# EXTRACTED MATERIAL

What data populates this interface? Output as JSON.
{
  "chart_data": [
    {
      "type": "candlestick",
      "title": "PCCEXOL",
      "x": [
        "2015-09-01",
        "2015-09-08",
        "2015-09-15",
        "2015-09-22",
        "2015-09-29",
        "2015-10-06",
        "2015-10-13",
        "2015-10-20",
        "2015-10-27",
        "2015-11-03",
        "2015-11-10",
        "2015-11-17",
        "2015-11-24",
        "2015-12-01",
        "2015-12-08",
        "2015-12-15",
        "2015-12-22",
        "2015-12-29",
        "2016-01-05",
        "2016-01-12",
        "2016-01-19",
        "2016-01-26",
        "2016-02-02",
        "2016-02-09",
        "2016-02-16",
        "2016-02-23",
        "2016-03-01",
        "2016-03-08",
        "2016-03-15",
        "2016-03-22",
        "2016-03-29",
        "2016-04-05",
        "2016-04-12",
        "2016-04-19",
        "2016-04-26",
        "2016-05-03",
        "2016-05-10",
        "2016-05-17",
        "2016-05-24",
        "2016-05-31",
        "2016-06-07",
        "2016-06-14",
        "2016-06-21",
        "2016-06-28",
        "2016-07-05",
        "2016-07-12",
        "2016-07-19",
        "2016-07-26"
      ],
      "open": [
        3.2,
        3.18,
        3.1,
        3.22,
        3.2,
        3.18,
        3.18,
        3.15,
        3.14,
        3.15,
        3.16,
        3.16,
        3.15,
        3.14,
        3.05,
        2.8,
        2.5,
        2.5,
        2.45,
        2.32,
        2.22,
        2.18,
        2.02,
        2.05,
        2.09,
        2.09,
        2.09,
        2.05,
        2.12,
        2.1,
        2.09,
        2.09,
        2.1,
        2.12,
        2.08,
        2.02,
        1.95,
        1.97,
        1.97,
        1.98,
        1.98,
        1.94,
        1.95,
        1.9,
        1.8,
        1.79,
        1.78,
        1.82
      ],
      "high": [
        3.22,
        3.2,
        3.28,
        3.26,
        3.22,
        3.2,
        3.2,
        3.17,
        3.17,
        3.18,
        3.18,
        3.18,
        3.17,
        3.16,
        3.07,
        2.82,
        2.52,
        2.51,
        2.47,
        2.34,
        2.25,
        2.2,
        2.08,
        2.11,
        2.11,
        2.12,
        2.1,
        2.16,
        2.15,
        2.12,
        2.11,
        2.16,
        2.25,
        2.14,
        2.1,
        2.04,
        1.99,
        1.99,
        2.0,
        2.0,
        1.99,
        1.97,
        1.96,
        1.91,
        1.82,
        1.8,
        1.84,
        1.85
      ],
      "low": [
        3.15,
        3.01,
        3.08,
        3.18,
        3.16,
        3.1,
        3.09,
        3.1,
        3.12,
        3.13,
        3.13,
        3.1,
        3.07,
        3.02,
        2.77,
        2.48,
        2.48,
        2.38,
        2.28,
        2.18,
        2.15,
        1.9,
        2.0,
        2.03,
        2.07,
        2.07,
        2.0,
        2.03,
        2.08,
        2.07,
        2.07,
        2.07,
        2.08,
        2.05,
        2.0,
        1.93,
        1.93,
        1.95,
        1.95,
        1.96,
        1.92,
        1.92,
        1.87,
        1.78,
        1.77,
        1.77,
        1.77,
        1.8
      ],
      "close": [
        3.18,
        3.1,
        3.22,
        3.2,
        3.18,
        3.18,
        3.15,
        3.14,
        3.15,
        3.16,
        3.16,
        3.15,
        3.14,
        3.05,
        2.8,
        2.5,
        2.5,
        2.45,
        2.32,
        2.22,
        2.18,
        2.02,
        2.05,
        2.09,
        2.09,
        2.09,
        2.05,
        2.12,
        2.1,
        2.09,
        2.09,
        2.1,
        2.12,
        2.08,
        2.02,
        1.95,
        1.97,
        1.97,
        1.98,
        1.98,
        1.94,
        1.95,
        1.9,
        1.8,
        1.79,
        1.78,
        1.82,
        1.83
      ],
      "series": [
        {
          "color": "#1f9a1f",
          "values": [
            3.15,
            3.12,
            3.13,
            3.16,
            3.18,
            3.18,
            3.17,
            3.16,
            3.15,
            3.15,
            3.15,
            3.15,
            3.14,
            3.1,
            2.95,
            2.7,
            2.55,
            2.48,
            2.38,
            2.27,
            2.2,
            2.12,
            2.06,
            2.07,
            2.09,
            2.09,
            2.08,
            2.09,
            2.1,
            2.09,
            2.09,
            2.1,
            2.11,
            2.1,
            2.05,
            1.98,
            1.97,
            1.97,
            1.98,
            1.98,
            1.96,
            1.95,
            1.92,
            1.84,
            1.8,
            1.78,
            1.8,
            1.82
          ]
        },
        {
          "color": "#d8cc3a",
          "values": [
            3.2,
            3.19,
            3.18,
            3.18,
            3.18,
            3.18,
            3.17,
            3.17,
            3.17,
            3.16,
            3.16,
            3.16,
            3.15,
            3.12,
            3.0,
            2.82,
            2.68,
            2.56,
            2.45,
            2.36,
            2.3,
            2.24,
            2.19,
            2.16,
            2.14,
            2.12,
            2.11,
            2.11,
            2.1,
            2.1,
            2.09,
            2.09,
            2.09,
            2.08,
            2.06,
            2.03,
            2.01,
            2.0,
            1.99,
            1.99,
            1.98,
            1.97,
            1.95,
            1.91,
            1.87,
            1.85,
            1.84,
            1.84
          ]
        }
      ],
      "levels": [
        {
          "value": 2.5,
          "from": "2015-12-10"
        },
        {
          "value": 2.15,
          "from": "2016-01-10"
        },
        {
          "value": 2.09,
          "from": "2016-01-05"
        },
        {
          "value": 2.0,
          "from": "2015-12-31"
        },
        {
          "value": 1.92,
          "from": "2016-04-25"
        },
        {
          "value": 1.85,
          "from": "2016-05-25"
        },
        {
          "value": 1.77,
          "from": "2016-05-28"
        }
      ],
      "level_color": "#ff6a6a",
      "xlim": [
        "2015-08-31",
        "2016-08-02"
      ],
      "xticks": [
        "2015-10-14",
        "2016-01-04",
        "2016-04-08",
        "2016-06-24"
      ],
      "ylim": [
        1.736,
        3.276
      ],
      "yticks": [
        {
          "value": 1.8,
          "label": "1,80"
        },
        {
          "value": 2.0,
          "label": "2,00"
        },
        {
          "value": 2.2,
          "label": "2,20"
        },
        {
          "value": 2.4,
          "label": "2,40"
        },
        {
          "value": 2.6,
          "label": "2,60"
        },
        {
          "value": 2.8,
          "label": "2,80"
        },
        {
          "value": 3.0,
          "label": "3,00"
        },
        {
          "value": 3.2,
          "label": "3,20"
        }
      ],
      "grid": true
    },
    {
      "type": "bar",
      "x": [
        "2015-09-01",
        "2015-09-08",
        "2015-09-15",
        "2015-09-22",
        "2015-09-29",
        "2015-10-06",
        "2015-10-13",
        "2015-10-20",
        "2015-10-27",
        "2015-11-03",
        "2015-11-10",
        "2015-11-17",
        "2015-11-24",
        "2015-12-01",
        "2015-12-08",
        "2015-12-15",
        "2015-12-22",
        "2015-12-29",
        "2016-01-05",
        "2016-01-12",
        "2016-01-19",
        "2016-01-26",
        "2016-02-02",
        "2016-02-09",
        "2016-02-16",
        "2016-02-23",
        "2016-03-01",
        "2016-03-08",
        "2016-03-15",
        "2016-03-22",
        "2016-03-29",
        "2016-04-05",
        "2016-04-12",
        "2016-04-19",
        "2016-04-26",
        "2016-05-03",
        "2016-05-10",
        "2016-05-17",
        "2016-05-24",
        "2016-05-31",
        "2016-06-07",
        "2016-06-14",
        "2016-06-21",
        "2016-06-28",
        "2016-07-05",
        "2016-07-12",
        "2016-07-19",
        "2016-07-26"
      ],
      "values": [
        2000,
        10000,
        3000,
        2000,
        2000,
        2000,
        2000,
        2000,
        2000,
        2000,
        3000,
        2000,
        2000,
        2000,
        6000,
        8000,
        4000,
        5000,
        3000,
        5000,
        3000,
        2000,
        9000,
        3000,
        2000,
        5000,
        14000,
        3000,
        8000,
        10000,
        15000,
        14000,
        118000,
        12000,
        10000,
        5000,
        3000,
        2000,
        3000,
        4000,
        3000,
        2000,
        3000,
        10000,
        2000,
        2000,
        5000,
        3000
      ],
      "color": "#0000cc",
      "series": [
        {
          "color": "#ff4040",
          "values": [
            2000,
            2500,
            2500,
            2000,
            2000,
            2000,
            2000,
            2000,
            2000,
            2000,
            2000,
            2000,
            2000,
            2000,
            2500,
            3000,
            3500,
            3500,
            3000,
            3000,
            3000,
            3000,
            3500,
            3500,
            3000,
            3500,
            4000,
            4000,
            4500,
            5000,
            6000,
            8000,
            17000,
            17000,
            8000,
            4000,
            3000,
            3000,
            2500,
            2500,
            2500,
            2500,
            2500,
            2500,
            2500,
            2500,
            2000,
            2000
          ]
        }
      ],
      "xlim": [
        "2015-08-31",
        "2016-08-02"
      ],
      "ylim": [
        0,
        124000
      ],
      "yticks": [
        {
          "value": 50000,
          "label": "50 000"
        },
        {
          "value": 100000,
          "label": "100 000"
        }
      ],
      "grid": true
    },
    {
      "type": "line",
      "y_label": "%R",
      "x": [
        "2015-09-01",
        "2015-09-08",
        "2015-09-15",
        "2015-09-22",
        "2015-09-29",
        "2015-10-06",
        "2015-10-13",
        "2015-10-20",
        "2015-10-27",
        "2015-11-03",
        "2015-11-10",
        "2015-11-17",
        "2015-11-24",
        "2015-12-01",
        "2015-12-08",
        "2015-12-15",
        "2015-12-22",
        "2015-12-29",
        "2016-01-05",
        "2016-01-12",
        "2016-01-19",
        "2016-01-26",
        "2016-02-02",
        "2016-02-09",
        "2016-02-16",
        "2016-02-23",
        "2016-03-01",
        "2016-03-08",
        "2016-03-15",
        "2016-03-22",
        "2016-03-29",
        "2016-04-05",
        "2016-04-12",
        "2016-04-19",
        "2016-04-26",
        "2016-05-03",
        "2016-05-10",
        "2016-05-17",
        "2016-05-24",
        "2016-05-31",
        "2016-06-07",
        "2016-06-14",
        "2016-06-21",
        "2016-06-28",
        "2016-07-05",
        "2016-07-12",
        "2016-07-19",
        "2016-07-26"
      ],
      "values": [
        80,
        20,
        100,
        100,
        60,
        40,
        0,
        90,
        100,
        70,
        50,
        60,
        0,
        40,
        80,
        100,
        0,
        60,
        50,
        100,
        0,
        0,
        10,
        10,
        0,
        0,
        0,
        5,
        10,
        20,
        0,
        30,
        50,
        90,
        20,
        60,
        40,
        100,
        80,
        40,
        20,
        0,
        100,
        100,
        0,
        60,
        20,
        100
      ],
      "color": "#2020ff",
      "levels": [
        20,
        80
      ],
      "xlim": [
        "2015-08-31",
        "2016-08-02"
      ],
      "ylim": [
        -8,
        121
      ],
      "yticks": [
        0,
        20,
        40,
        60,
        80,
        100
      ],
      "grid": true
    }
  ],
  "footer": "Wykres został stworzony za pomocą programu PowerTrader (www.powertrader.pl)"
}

# DO THIS
Collect the lines of the data that carry the word "from".

# PROBLEM SOLUTION
          "from": "2015-12-10"
          "from": "2016-01-10"
          "from": "2016-01-05"
          "from": "2015-12-31"
          "from": "2016-04-25"
          "from": "2016-05-25"
          "from": "2016-05-28"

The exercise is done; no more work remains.